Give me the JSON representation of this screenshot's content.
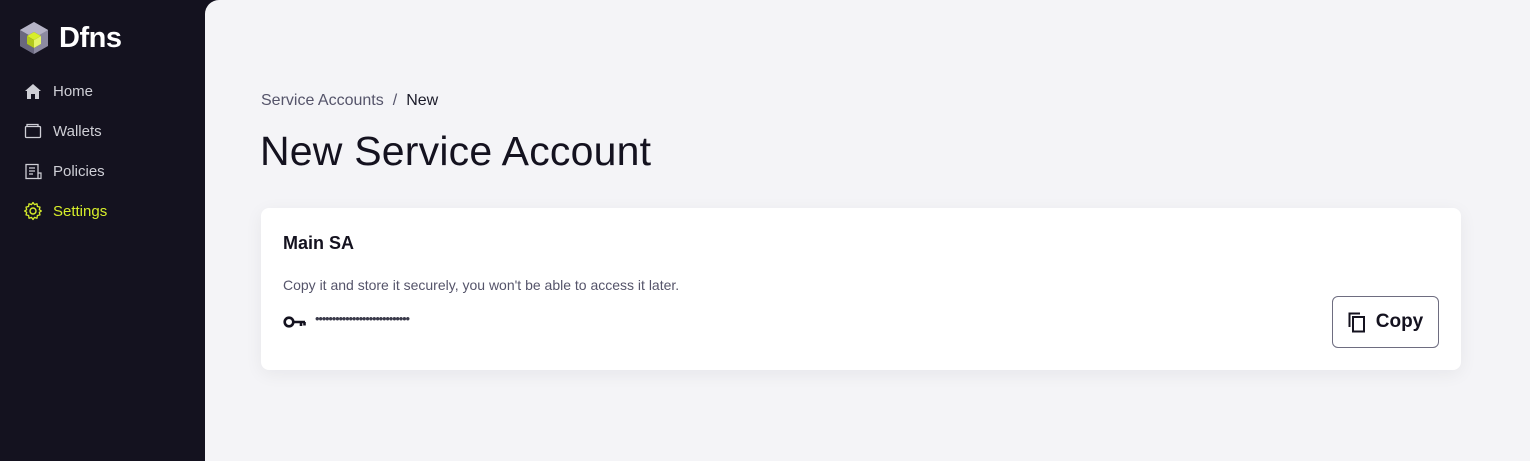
{
  "app": {
    "name": "Dfns"
  },
  "sidebar": {
    "items": [
      {
        "label": "Home",
        "icon": "home-icon",
        "active": false
      },
      {
        "label": "Wallets",
        "icon": "wallet-icon",
        "active": false
      },
      {
        "label": "Policies",
        "icon": "policies-icon",
        "active": false
      },
      {
        "label": "Settings",
        "icon": "gear-icon",
        "active": true
      }
    ]
  },
  "breadcrumb": {
    "parent": "Service Accounts",
    "separator": "/",
    "current": "New"
  },
  "page": {
    "title": "New Service Account"
  },
  "card": {
    "title": "Main SA",
    "description": "Copy it and store it securely, you won't be able to access it later.",
    "secret_mask": "••••••••••••••••••••••••••••",
    "copy_label": "Copy"
  },
  "colors": {
    "sidebar_bg": "#14121f",
    "accent": "#d7ee2a",
    "main_bg": "#f4f4f7"
  }
}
########################################
[INSTRUCTION] Extract every line containing the string "Service" from the data above.

[EXERCISE ANSWER]
    "parent": "Service Accounts",
    "title": "New Service Account"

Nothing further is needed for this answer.